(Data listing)
——
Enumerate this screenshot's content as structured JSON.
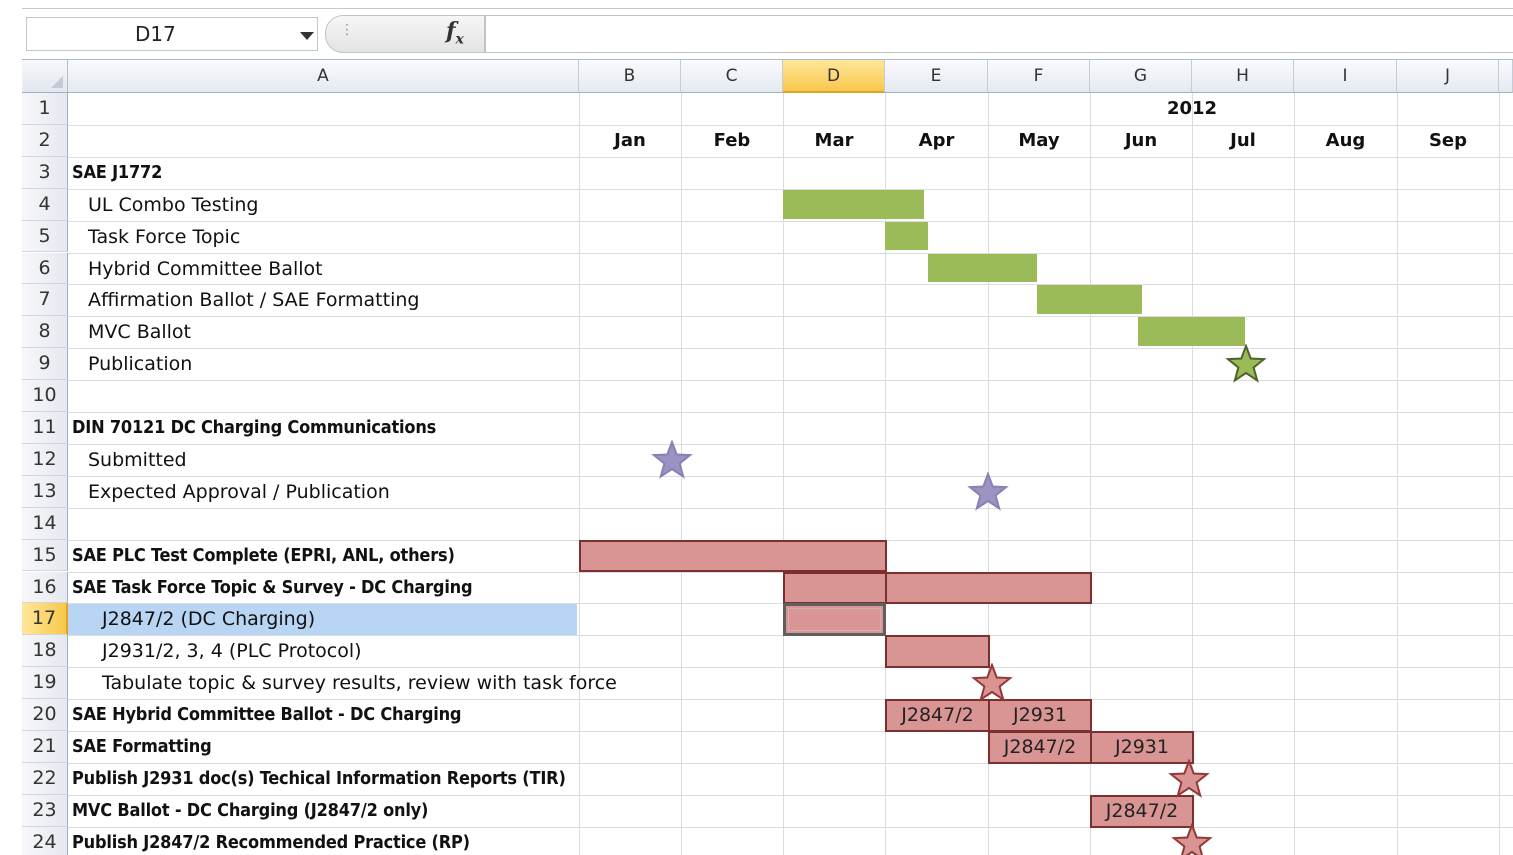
{
  "formula_bar": {
    "name_box": "D17",
    "fx": "fx"
  },
  "columns": [
    "A",
    "B",
    "C",
    "D",
    "E",
    "F",
    "G",
    "H",
    "I",
    "J"
  ],
  "rows": [
    "1",
    "2",
    "3",
    "4",
    "5",
    "6",
    "7",
    "8",
    "9",
    "10",
    "11",
    "12",
    "13",
    "14",
    "15",
    "16",
    "17",
    "18",
    "19",
    "20",
    "21",
    "22",
    "23",
    "24"
  ],
  "year": "2012",
  "months": [
    "Jan",
    "Feb",
    "Mar",
    "Apr",
    "May",
    "Jun",
    "Jul",
    "Aug",
    "Sep"
  ],
  "labels": {
    "r3": "SAE J1772",
    "r4": "UL Combo Testing",
    "r5": "Task Force Topic",
    "r6": "Hybrid Committee Ballot",
    "r7": "Affirmation Ballot / SAE Formatting",
    "r8": "MVC Ballot",
    "r9": "Publication",
    "r11": "DIN 70121 DC Charging Communications",
    "r12": "Submitted",
    "r13": "Expected Approval / Publication",
    "r15": "SAE PLC Test Complete (EPRI, ANL, others)",
    "r16": "SAE Task Force Topic & Survey - DC Charging",
    "r17": "J2847/2 (DC Charging)",
    "r18": "J2931/2, 3, 4 (PLC Protocol)",
    "r19": "Tabulate topic & survey results, review with task force",
    "r20": "SAE Hybrid Committee Ballot - DC Charging",
    "r21": "SAE Formatting",
    "r22": "Publish J2931 doc(s) Techical Information Reports (TIR)",
    "r23": "MVC Ballot - DC Charging  (J2847/2 only)",
    "r24": "Publish J2847/2 Recommended Practice (RP)"
  },
  "bar_labels": {
    "r20_e": "J2847/2",
    "r20_f": "J2931",
    "r21_f": "J2847/2",
    "r21_g": "J2931",
    "r23_g": "J2847/2"
  },
  "colors": {
    "green_bar": "#9bbb59",
    "red_bar": "#d99594",
    "red_border": "#7b2f2f",
    "purple_star": "#9d93c2",
    "selection": "#b8d5f3",
    "header_selected": "#f8c84c"
  }
}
——
From the material given, work out how many lines hold the string "Ballot"; state that number and nothing further.

**SOLUTION TO THIS PROBLEM:** 5